§ YOUR INSTRUCTIONS: Write out the whole of the material exactly.

§ SUPPLIED ENTRIES:
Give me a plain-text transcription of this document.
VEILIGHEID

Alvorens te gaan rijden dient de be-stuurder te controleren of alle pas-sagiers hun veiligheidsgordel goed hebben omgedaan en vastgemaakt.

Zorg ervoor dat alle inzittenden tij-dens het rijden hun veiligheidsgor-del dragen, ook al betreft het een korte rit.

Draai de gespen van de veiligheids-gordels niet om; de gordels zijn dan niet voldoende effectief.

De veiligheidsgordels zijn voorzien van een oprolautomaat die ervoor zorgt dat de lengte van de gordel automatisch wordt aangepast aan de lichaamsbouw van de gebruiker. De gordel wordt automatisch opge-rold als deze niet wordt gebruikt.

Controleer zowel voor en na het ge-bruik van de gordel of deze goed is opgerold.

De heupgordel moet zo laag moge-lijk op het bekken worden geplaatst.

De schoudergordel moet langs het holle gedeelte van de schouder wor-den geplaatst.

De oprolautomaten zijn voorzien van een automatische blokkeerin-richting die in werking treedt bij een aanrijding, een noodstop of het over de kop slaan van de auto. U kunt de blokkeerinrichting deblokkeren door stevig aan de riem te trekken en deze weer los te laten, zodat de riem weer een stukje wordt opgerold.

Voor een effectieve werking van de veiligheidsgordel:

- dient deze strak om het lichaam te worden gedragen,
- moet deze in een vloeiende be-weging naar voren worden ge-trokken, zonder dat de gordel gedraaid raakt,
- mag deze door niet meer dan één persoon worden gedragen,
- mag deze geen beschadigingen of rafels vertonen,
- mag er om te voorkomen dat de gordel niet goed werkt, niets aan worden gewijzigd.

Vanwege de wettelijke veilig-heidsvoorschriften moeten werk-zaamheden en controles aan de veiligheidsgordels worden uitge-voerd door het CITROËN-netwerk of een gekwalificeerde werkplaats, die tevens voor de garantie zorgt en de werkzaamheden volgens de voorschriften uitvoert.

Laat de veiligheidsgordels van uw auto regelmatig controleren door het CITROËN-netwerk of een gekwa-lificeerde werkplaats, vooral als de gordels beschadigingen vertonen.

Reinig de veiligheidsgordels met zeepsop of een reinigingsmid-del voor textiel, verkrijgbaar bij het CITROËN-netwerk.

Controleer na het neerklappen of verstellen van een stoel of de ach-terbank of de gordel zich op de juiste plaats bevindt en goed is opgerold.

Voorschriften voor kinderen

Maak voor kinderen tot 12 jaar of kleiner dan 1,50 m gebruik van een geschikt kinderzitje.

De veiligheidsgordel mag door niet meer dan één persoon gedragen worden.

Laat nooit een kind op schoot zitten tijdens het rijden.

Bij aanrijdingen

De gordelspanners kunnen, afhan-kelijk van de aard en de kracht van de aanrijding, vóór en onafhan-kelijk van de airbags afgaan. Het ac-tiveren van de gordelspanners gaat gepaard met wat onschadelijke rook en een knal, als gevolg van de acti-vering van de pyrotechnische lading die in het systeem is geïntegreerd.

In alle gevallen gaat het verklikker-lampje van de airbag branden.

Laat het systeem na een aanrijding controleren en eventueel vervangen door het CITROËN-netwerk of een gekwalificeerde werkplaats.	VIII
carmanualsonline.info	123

§ ANSWER TO THE EXERCISE:
Give me a plain-text transcription of this document.
VEILIGHEID

Alvorens te gaan rijden dient de be-stuurder te controleren of alle pas-sagiers hun veiligheidsgordel goed hebben omgedaan en vastgemaakt.

Zorg ervoor dat alle inzittenden tij-dens het rijden hun veiligheidsgor-del dragen, ook al betreft het een korte rit.

Draai de gespen van de veiligheids-gordels niet om; de gordels zijn dan niet voldoende effectief.

De veiligheidsgordels zijn voorzien van een oprolautomaat die ervoor zorgt dat de lengte van de gordel automatisch wordt aangepast aan de lichaamsbouw van de gebruiker. De gordel wordt automatisch opge-rold als deze niet wordt gebruikt.

Controleer zowel voor en na het ge-bruik van de gordel of deze goed is opgerold.

De heupgordel moet zo laag moge-lijk op het bekken worden geplaatst.

De schoudergordel moet langs het holle gedeelte van de schouder wor-den geplaatst.

De oprolautomaten zijn voorzien van een automatische blokkeerin-richting die in werking treedt bij een aanrijding, een noodstop of het over de kop slaan van de auto. U kunt de blokkeerinrichting deblokkeren door stevig aan de riem te trekken en deze weer los te laten, zodat de riem weer een stukje wordt opgerold.

Voor een effectieve werking van de veiligheidsgordel:

- dient deze strak om het lichaam te worden gedragen,
- moet deze in een vloeiende be-weging naar voren worden ge-trokken, zonder dat de gordel gedraaid raakt,
- mag deze door niet meer dan één persoon worden gedragen,
- mag deze geen beschadigingen of rafels vertonen,
- mag er om te voorkomen dat de gordel niet goed werkt, niets aan worden gewijzigd.

Vanwege de wettelijke veilig-heidsvoorschriften moeten werk-zaamheden en controles aan de veiligheidsgordels worden uitge-voerd door het CITROËN-netwerk of een gekwalificeerde werkplaats, die tevens voor de garantie zorgt en de werkzaamheden volgens de voorschriften uitvoert.

Laat de veiligheidsgordels van uw auto regelmatig controleren door het CITROËN-netwerk of een gekwa-lificeerde werkplaats, vooral als de gordels beschadigingen vertonen.

Reinig de veiligheidsgordels met zeepsop of een reinigingsmid-del voor textiel, verkrijgbaar bij het CITROËN-netwerk.

Controleer na het neerklappen of verstellen van een stoel of de ach-terbank of de gordel zich op de juiste plaats bevindt en goed is opgerold.

Voorschriften voor kinderen

Maak voor kinderen tot 12 jaar of kleiner dan 1,50 m gebruik van een geschikt kinderzitje.

De veiligheidsgordel mag door niet meer dan één persoon gedragen worden.

Laat nooit een kind op schoot zitten tijdens het rijden.

Bij aanrijdingen

De gordelspanners kunnen, afhan-kelijk van de aard en de kracht van de aanrijding, vóór en onafhan-kelijk van de airbags afgaan. Het ac-tiveren van de gordelspanners gaat gepaard met wat onschadelijke rook en een knal, als gevolg van de acti-vering van de pyrotechnische lading die in het systeem is geïntegreerd.

In alle gevallen gaat het verklikker-lampje van de airbag branden.

Laat het systeem na een aanrijding controleren en eventueel vervangen door het CITROËN-netwerk of een gekwalificeerde werkplaats.	VIII
carmanualsonline.info	123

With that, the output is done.